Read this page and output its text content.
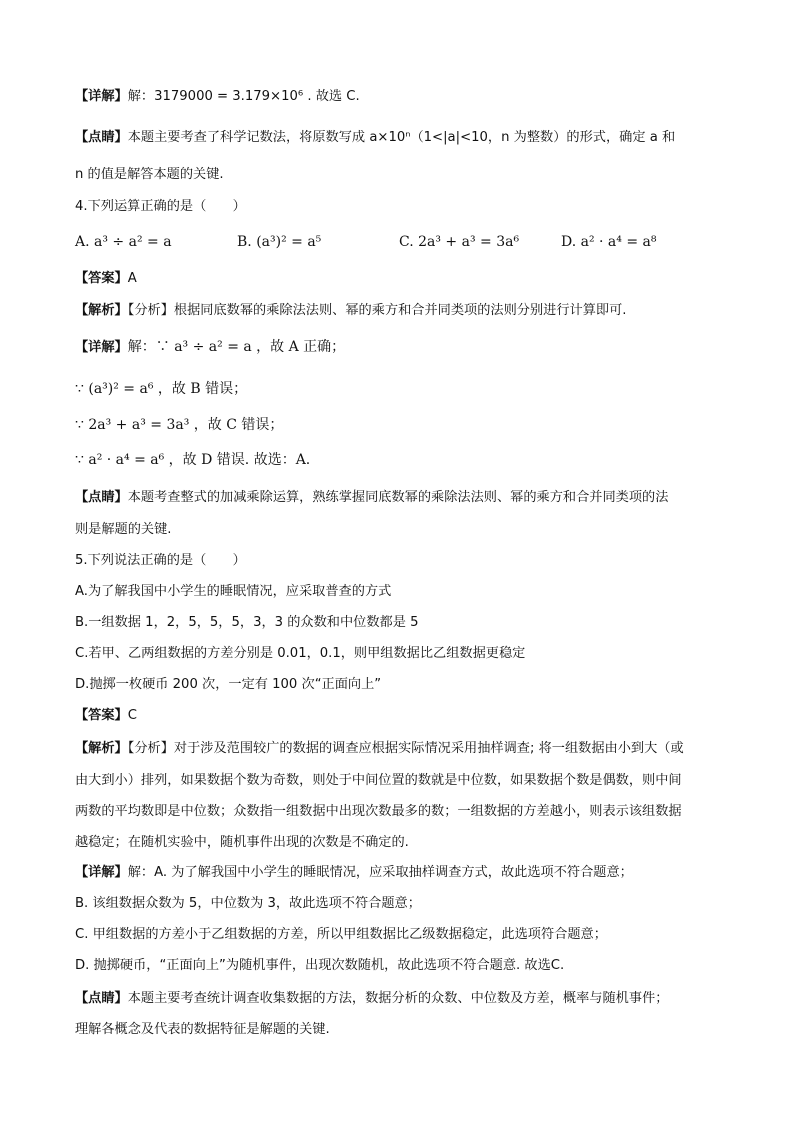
【详解】解：3179000 = 3.179×10⁶ . 故选 C.
【点睛】本题主要考查了科学记数法，将原数写成 a×10ⁿ（1<|a|<10，n 为整数）的形式，确定 a 和
n 的值是解答本题的关键.
4.下列运算正确的是（　　）
A. a³ ÷ a² = a	B. (a³)² = a⁵	C. 2a³ + a³ = 3a⁶	D. a² · a⁴ = a⁸
【答案】A
【解析】【分析】根据同底数幂的乘除法法则、幂的乘方和合并同类项的法则分别进行计算即可.
【详解】解：∵ a³ ÷ a² = a ，故 A 正确；
∵ (a³)² = a⁶ ，故 B 错误；
∵ 2a³ + a³ = 3a³ ，故 C 错误；
∵ a² · a⁴ = a⁶ ，故 D 错误. 故选：A.
【点睛】本题考查整式的加减乘除运算，熟练掌握同底数幂的乘除法法则、幂的乘方和合并同类项的法
则是解题的关键.
5.下列说法正确的是（　　）
A.为了解我国中小学生的睡眠情况，应采取普查的方式
B.一组数据 1，2，5，5，5，3，3 的众数和中位数都是 5
C.若甲、乙两组数据的方差分别是 0.01，0.1，则甲组数据比乙组数据更稳定
D.抛掷一枚硬币 200 次，一定有 100 次“正面向上”
【答案】C
【解析】【分析】对于涉及范围较广的数据的调查应根据实际情况采用抽样调查; 将一组数据由小到大（或
由大到小）排列，如果数据个数为奇数，则处于中间位置的数就是中位数，如果数据个数是偶数，则中间
两数的平均数即是中位数；众数指一组数据中出现次数最多的数；一组数据的方差越小，则表示该组数据
越稳定；在随机实验中，随机事件出现的次数是不确定的.
【详解】解：A. 为了解我国中小学生的睡眠情况，应采取抽样调查方式，故此选项不符合题意；
B. 该组数据众数为 5，中位数为 3，故此选项不符合题意；
C. 甲组数据的方差小于乙组数据的方差，所以甲组数据比乙级数据稳定，此选项符合题意；
D. 抛掷硬币，“正面向上”为随机事件，出现次数随机，故此选项不符合题意. 故选C.
【点睛】本题主要考查统计调查收集数据的方法，数据分析的众数、中位数及方差，概率与随机事件；
理解各概念及代表的数据特征是解题的关键.
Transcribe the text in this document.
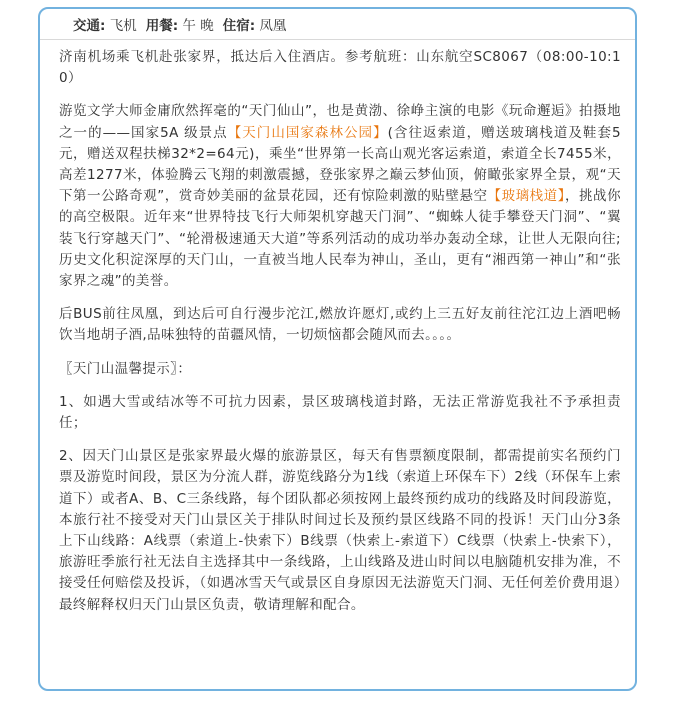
交通: 飞机 用餐: 午 晚 住宿: 凤凰

济南机场乘飞机赴张家界，抵达后入住酒店。参考航班：山东航空SC8067（08:00-10:10）

游览文学大师金庸欣然挥毫的“天门仙山”，也是黄渤、徐峥主演的电影《玩命邂逅》拍摄地之一的——国家5A 级景点【天门山国家森林公园】(含往返索道，赠送玻璃栈道及鞋套5元，赠送双程扶梯32*2=64元)，乘坐“世界第一长高山观光客运索道，索道全长7455米，高差1277米，体验腾云飞翔的刺激震撼，登张家界之巅云梦仙顶，俯瞰张家界全景，观“天下第一公路奇观”，赏奇妙美丽的盆景花园，还有惊险刺激的贴壁悬空【玻璃栈道】，挑战你的高空极限。近年来“世界特技飞行大师架机穿越天门洞”、“蜘蛛人徒手攀登天门洞”、“翼装飞行穿越天门”、“轮滑极速通天大道”等系列活动的成功举办轰动全球，让世人无限向往;历史文化积淀深厚的天门山，一直被当地人民奉为神山，圣山，更有“湘西第一神山”和“张家界之魂”的美誉。

后BUS前往凤凰，到达后可自行漫步沱江,燃放许愿灯,或约上三五好友前往沱江边上酒吧畅饮当地胡子酒,品味独特的苗疆风情，一切烦恼都会随风而去。。。。

〖天门山温馨提示〗：

1、如遇大雪或结冰等不可抗力因素，景区玻璃栈道封路，无法正常游览我社不予承担责任；

2、因天门山景区是张家界最火爆的旅游景区，每天有售票额度限制，都需提前实名预约门票及游览时间段，景区为分流人群，游览线路分为1线（索道上环保车下）2线（环保车上索道下）或者A、B、C三条线路，每个团队都必须按网上最终预约成功的线路及时间段游览，本旅行社不接受对天门山景区关于排队时间过长及预约景区线路不同的投诉！天门山分3条上下山线路：A线票（索道上-快索下）B线票（快索上-索道下）C线票（快索上-快索下），旅游旺季旅行社无法自主选择其中一条线路，上山线路及进山时间以电脑随机安排为准，不接受任何赔偿及投诉，（如遇冰雪天气或景区自身原因无法游览天门洞、无任何差价费用退）最终解释权归天门山景区负责，敬请理解和配合。
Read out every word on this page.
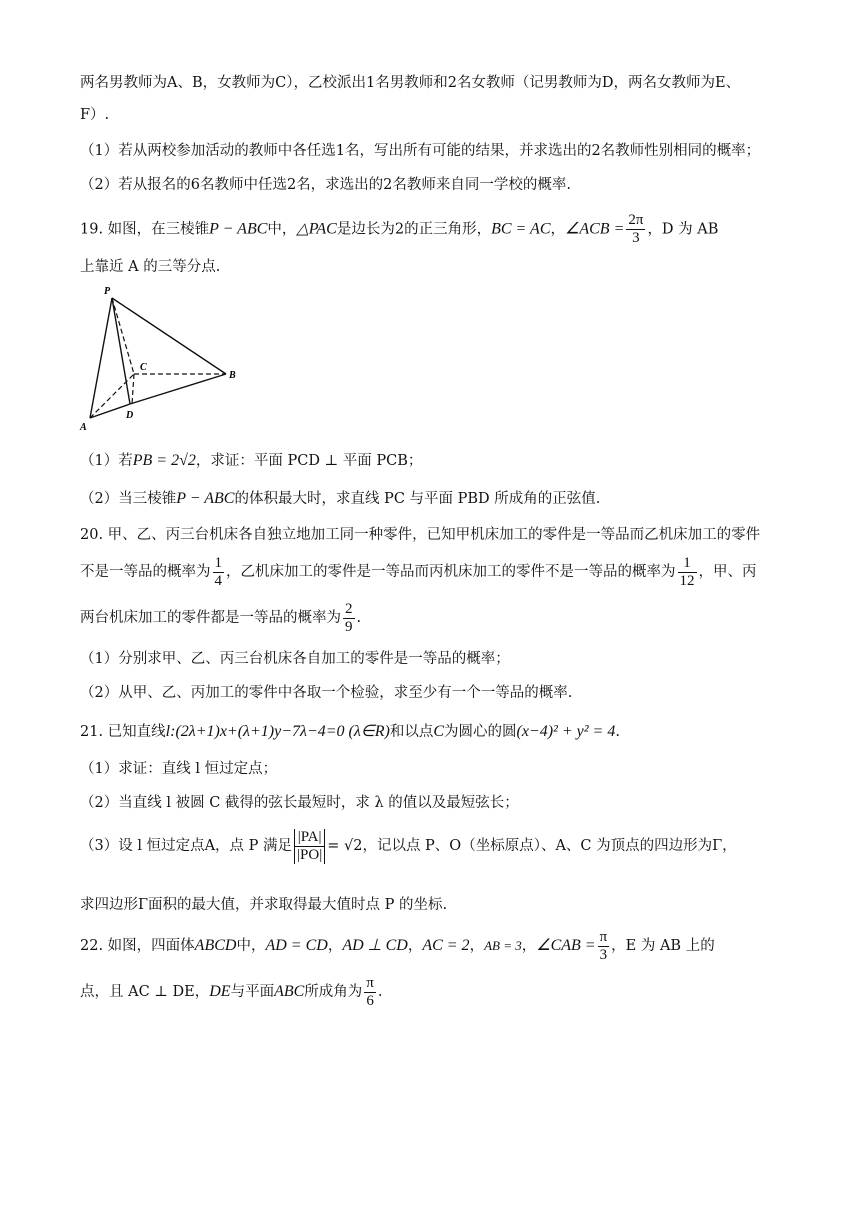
两名男教师为A、B，女教师为C），乙校派出1名男教师和2名女教师（记男教师为D，两名女教师为E、
F）.
（1）若从两校参加活动的教师中各任选1名，写出所有可能的结果，并求选出的2名教师性别相同的概率；
（2）若从报名的6名教师中任选2名，求选出的2名教师来自同一学校的概率.
19. 如图，在三棱锥P − ABC中，△PAC是边长为2的正三角形，BC = AC，∠ACB = $\frac{2\pi}{3}$ ，D 为 AB
上靠近 A 的三等分点.
P
A
B
C
D
（1）若PB = 2√2，求证：平面 PCD ⊥ 平面 PCB；
（2）当三棱锥P − ABC的体积最大时，求直线 PC 与平面 PBD 所成角的正弦值.
20. 甲、乙、丙三台机床各自独立地加工同一种零件，已知甲机床加工的零件是一等品而乙机床加工的零件
不是一等品的概率为 $\frac{1}{4}$ ，乙机床加工的零件是一等品而丙机床加工的零件不是一等品的概率为 $\frac{1}{12}$ ，甲、丙
两台机床加工的零件都是一等品的概率为 $\frac{2}{9}$ .
（1）分别求甲、乙、丙三台机床各自加工的零件是一等品的概率；
（2）从甲、乙、丙加工的零件中各取一个检验，求至少有一个一等品的概率.
21. 已知直线l:(2λ+1)x+(λ+1)y−7λ−4=0 (λ∈R)和以点C为圆心的圆(x−4)² + y² = 4.
（1）求证：直线 l 恒过定点；
（2）当直线 l 被圆 C 截得的弦长最短时，求 λ 的值以及最短弦长；
（3）设 l 恒过定点A，点 P 满足 $\frac{|PA|}{|PO|} = √2$，记以点 P、O（坐标原点）、A、C 为顶点的四边形为Γ，
求四边形Γ面积的最大值，并求取得最大值时点 P 的坐标.
22. 如图，四面体ABCD中，AD = CD，AD ⊥ CD，AC = 2，AB = 3，∠CAB = $\frac{\pi}{3}$ ，E 为 AB 上的
点，且 AC ⊥ DE，DE与平面ABC所成角为 $\frac{\pi}{6}$ .
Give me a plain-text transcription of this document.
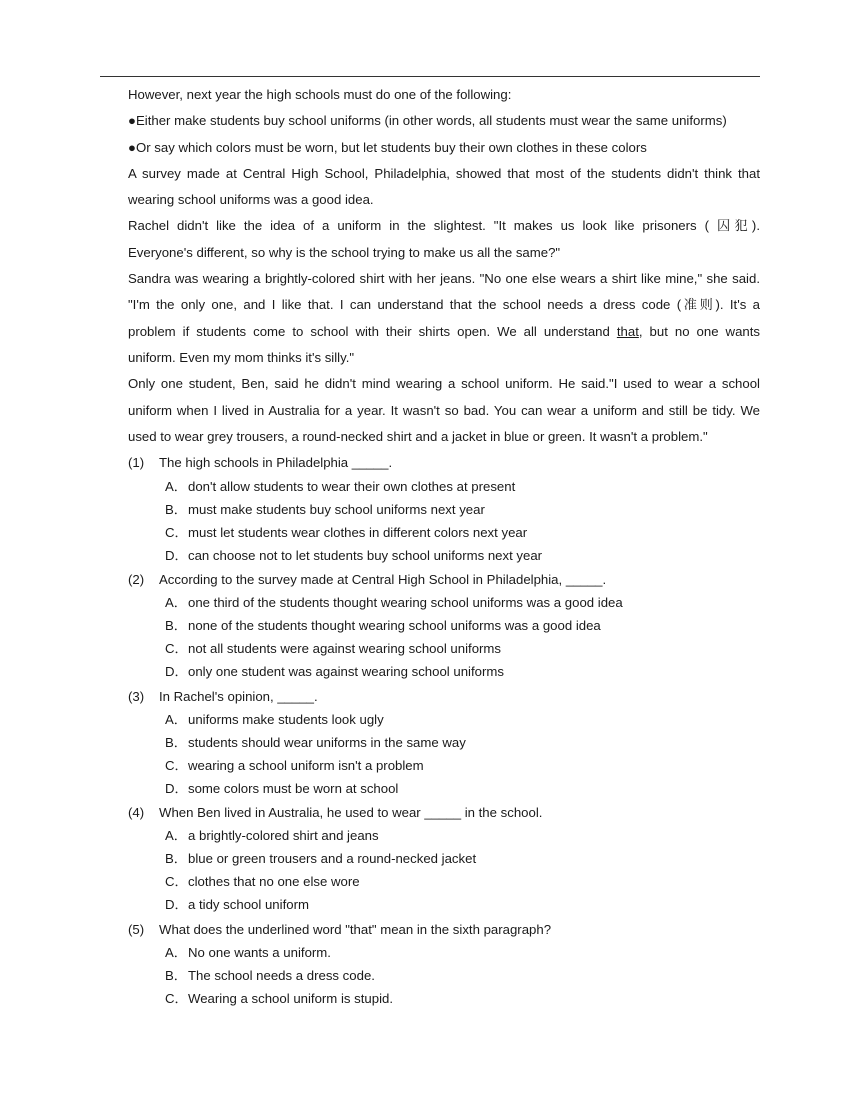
However, next year the high schools must do one of the following:
●Either make students buy school uniforms (in other words, all students must wear the same uniforms)
●Or say which colors must be worn, but let students buy their own clothes in these colors
A survey made at Central High School, Philadelphia, showed that most of the students didn't think that
wearing school uniforms was a good idea.
Rachel didn't like the idea of a uniform in the slightest. "It makes us look like prisoners ( 囚犯).
Everyone's different, so why is the school trying to make us all the same?"
Sandra was wearing a brightly-colored shirt with her jeans. "No one else wears a shirt like mine," she said.
"I'm the only one, and I like that. I can understand that the school needs a dress code (准则). It's a
problem if students come to school with their shirts open. We all understand that, but no one wants
uniform. Even my mom thinks it's silly."
Only one student, Ben, said he didn't mind wearing a school uniform. He said."I used to wear a school
uniform when I lived in Australia for a year. It wasn't so bad. You can wear a uniform and still be tidy. We
used to wear grey trousers, a round-necked shirt and a jacket in blue or green. It wasn't a problem."
(1)	The high schools in Philadelphia _____.
A．don't allow students to wear their own clothes at present
B．must make students buy school uniforms next year
C．must let students wear clothes in different colors next year
D．can choose not to let students buy school uniforms next year
(2)	According to the survey made at Central High School in Philadelphia, _____.
A．one third of the students thought wearing school uniforms was a good idea
B．none of the students thought wearing school uniforms was a good idea
C．not all students were against wearing school uniforms
D．only one student was against wearing school uniforms
(3)	In Rachel's opinion, _____.
A．uniforms make students look ugly
B．students should wear uniforms in the same way
C．wearing a school uniform isn't a problem
D．some colors must be worn at school
(4)	When Ben lived in Australia, he used to wear _____ in the school.
A．a brightly-colored shirt and jeans
B．blue or green trousers and a round-necked jacket
C．clothes that no one else wore
D．a tidy school uniform
(5)	What does the underlined word "that" mean in the sixth paragraph?
A．No one wants a uniform.
B．The school needs a dress code.
C．Wearing a school uniform is stupid.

======

• **Set problem**
Search the data for "look" and list every line in which it occurs.

• **Final answer**
Rachel didn't like the idea of a uniform in the slightest. "It makes us look like prisoners ( 囚犯).
A．uniforms make students look ugly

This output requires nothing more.